▶ Set problem: Set all the material down again unchanged, without the pictures.

# Start of Records shown

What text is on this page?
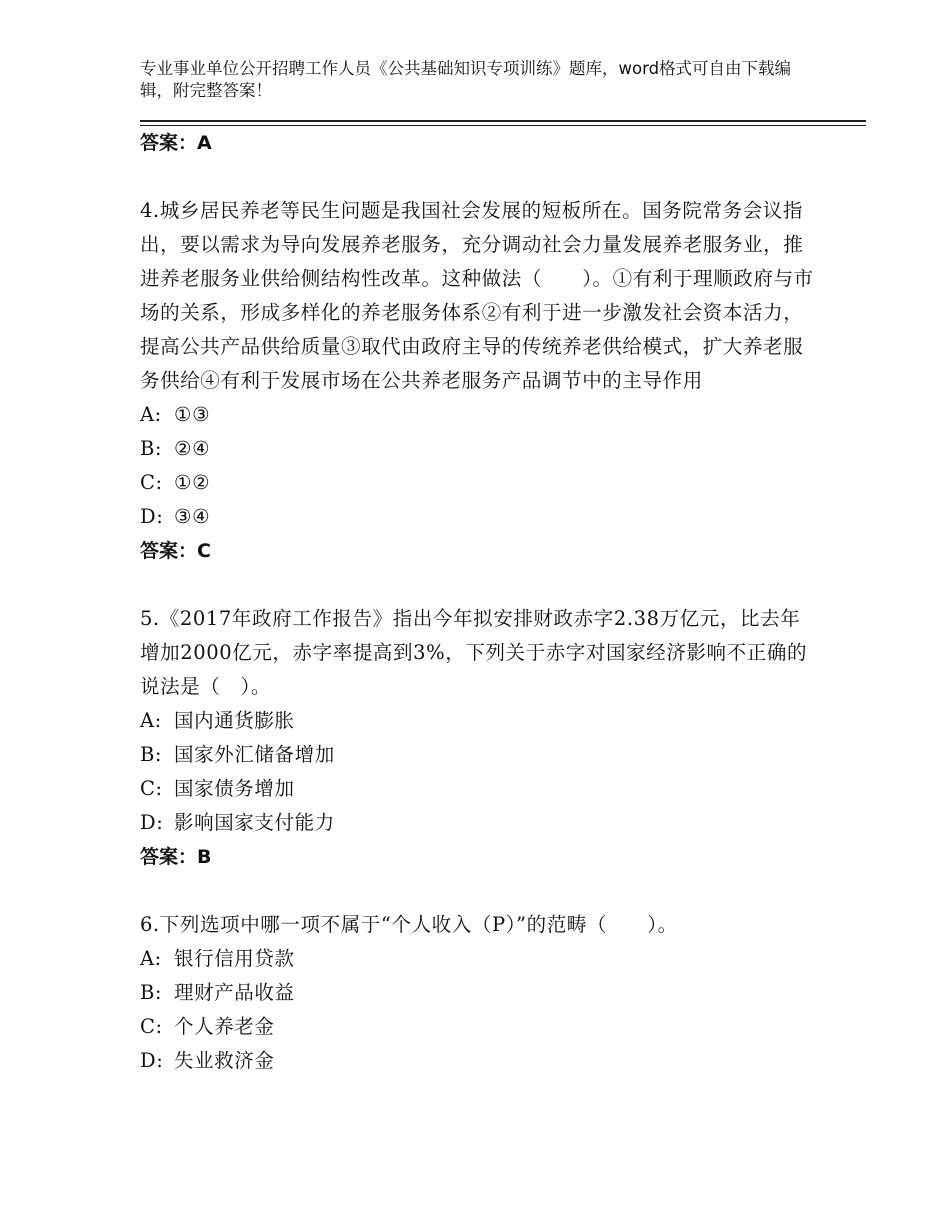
专业事业单位公开招聘工作人员《公共基础知识专项训练》题库，word格式可自由下载编辑，附完整答案！

答案：A

4.城乡居民养老等民生问题是我国社会发展的短板所在。国务院常务会议指出，要以需求为导向发展养老服务，充分调动社会力量发展养老服务业，推进养老服务业供给侧结构性改革。这种做法（　　）。①有利于理顺政府与市场的关系，形成多样化的养老服务体系②有利于进一步激发社会资本活力，提高公共产品供给质量③取代由政府主导的传统养老供给模式，扩大养老服务供给④有利于发展市场在公共养老服务产品调节中的主导作用

A: ①③

B: ②④

C: ①②

D: ③④

答案：C

5.《2017年政府工作报告》指出今年拟安排财政赤字2.38万亿元，比去年增加2000亿元，赤字率提高到3%，下列关于赤字对国家经济影响不正确的说法是（　）。

A: 国内通货膨胀

B: 国家外汇储备增加

C: 国家债务增加

D: 影响国家支付能力

答案：B

6.下列选项中哪一项不属于“个人收入（P）”的范畴（　　）。

A: 银行信用贷款

B: 理财产品收益

C: 个人养老金

D: 失业救济金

# End of Records shown

▶ Written response:
What text is on this page?
专业事业单位公开招聘工作人员《公共基础知识专项训练》题库，word格式可自由下载编辑，附完整答案！

答案：A

4.城乡居民养老等民生问题是我国社会发展的短板所在。国务院常务会议指出，要以需求为导向发展养老服务，充分调动社会力量发展养老服务业，推进养老服务业供给侧结构性改革。这种做法（　　）。①有利于理顺政府与市场的关系，形成多样化的养老服务体系②有利于进一步激发社会资本活力，提高公共产品供给质量③取代由政府主导的传统养老供给模式，扩大养老服务供给④有利于发展市场在公共养老服务产品调节中的主导作用

A: ①③

B: ②④

C: ①②

D: ③④

答案：C

5.《2017年政府工作报告》指出今年拟安排财政赤字2.38万亿元，比去年增加2000亿元，赤字率提高到3%，下列关于赤字对国家经济影响不正确的说法是（　）。

A: 国内通货膨胀

B: 国家外汇储备增加

C: 国家债务增加

D: 影响国家支付能力

答案：B

6.下列选项中哪一项不属于“个人收入（P）”的范畴（　　）。

A: 银行信用贷款

B: 理财产品收益

C: 个人养老金

D: 失业救济金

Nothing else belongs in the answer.